# KUTIPAN TEKS
Proyek Pengembangan Paku Gajah merupakan salah satu proyek hulu migas yang beroperasi pada 2017.

JAKARTA – Realisasi investasi hulu minyak dan gas pada 2017 hanya mencapai 80% dari target yang dicanangkan. Data Satuan Kerja Khusus Pelaksana Kegiatan Usaha Hulu Migas (SKK Migas) menunjukkan  realisasi per 31 Desember 2017 total investasi sektor hulu migas sebesar US$ 9,33 miliar. Padahal target yang dicanangkan dalam Work Plan and Budget revisi 2017 adalah US$12,29 miliar.

“Dari realiasasi investasi itu dibagi lagi untuk investasi eksploitasi US$ 9,15 miliar dan eksplorasi US$ 0,18 miliar,” kata Amien Sunaryadhi, Kepala SKK Migas dalam konferensi pers di Jakarta, Jumat (5/1).

# LATIHAN SOAL A
Tentukan apakah setiap pernyataan berikut sesuai dengan teks tentang investasi hulu migas. Jawab dengan ya atau tidak, lalu kutip kata-kata penentu dari teks. (i) Total realisasi investasi sektor hulu migas per 31 Desember 2017 adalah US$ 9,33 miliar. (ii) Target dalam Work Plan and Budget revisi 2017 adalah US$ 9,15 miliar. (iii) Realisasi investasi eksplorasi lebih besar daripada realisasi investasi eksploitasi.
Teks mengenai investasi hulu migas tersebut tidak berkaitan dengan catatan yang menyertainya.

# CUPLIKAN CATATAN
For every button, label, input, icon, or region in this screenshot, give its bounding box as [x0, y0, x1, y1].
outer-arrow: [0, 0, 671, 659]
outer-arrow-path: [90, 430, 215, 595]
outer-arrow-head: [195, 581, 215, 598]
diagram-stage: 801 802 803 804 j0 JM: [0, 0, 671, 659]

==

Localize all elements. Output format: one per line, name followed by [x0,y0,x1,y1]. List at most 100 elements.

---

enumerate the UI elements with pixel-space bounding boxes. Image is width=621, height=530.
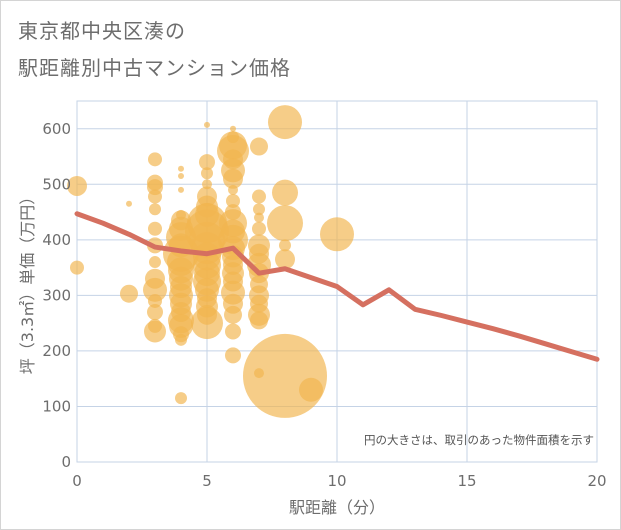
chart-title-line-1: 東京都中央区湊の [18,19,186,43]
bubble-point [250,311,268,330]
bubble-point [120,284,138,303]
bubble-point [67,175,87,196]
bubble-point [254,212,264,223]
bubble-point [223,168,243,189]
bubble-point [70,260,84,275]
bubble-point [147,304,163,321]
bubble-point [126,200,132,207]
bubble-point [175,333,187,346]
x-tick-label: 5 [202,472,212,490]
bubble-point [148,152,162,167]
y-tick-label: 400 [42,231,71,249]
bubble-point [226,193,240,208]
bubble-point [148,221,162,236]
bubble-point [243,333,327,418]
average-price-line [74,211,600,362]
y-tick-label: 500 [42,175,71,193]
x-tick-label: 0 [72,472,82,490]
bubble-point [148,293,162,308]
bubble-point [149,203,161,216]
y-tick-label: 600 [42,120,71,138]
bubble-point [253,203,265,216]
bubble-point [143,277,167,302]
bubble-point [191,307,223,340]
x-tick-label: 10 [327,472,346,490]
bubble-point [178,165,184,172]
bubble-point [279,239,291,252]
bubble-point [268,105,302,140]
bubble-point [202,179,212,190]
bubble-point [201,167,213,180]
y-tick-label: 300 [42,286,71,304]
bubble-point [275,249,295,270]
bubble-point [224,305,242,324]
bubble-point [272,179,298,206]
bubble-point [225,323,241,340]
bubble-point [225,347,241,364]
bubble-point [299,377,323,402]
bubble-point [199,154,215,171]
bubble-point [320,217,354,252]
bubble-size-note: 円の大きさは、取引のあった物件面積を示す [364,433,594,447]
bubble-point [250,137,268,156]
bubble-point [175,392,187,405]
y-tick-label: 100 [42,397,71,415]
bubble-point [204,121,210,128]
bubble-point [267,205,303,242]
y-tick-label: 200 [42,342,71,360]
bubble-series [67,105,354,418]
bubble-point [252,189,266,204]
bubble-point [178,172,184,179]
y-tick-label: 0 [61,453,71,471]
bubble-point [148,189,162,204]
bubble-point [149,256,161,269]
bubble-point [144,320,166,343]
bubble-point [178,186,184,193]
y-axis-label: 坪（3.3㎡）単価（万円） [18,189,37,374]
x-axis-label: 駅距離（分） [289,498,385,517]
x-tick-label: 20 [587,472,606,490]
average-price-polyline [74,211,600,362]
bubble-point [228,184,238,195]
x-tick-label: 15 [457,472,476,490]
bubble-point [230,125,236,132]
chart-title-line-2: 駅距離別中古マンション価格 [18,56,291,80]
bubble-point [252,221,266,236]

# LATIHAN SOAL B
Kutip baris-baris catatan mulai dari baris yang memuat "enumerate the UI" hingga baris yang memuat "bubble-point [252,221,266,236]", termasuk kedua baris tersebut. Jangan sertakan gambar dalam jawaban.

# JAWABAN AKHIR A
(i) Ya: "realisasi per 31 Desember 2017 total investasi sektor hulu migas sebesar US$ 9,33 miliar"
(ii) Tidak: "target yang dicanangkan dalam Work Plan and Budget revisi 2017 adalah US$12,29 miliar"
(iii) Tidak: "investasi eksploitasi US$ 9,15 miliar dan eksplorasi US$ 0,18 miliar"

# JAWABAN AKHIR B
enumerate the UI elements with pixel-space bounding boxes. Image is width=621, height=530.
chart-title-line-1: 東京都中央区湊の [18,19,186,43]
bubble-point [250,311,268,330]
bubble-point [120,284,138,303]
bubble-point [67,175,87,196]
bubble-point [254,212,264,223]
bubble-point [223,168,243,189]
bubble-point [70,260,84,275]
bubble-point [147,304,163,321]
bubble-point [126,200,132,207]
bubble-point [175,333,187,346]
x-tick-label: 5 [202,472,212,490]
bubble-point [148,152,162,167]
y-tick-label: 400 [42,231,71,249]
bubble-point [226,193,240,208]
bubble-point [148,221,162,236]
bubble-point [243,333,327,418]
average-price-line [74,211,600,362]
y-tick-label: 500 [42,175,71,193]
x-tick-label: 0 [72,472,82,490]
bubble-point [148,293,162,308]
bubble-point [149,203,161,216]
y-tick-label: 600 [42,120,71,138]
bubble-point [253,203,265,216]
bubble-point [143,277,167,302]
bubble-point [191,307,223,340]
x-tick-label: 10 [327,472,346,490]
bubble-point [178,165,184,172]
bubble-point [279,239,291,252]
bubble-point [268,105,302,140]
bubble-point [202,179,212,190]
bubble-point [201,167,213,180]
y-tick-label: 300 [42,286,71,304]
bubble-point [275,249,295,270]
bubble-point [224,305,242,324]
bubble-point [272,179,298,206]
bubble-point [225,323,241,340]
bubble-point [225,347,241,364]
bubble-point [299,377,323,402]
bubble-point [199,154,215,171]
bubble-point [320,217,354,252]
bubble-size-note: 円の大きさは、取引のあった物件面積を示す [364,433,594,447]
bubble-point [250,137,268,156]
bubble-point [175,392,187,405]
y-tick-label: 100 [42,397,71,415]
bubble-point [204,121,210,128]
bubble-point [267,205,303,242]
y-tick-label: 200 [42,342,71,360]
bubble-series [67,105,354,418]
bubble-point [252,189,266,204]
bubble-point [178,172,184,179]
y-tick-label: 0 [61,453,71,471]
bubble-point [148,189,162,204]
bubble-point [149,256,161,269]
bubble-point [144,320,166,343]
bubble-point [178,186,184,193]
y-axis-label: 坪（3.3㎡）単価（万円） [18,189,37,374]
x-axis-label: 駅距離（分） [289,498,385,517]
x-tick-label: 20 [587,472,606,490]
average-price-polyline [74,211,600,362]
bubble-point [228,184,238,195]
x-tick-label: 15 [457,472,476,490]
bubble-point [230,125,236,132]
chart-title-line-2: 駅距離別中古マンション価格 [18,56,291,80]
bubble-point [252,221,266,236]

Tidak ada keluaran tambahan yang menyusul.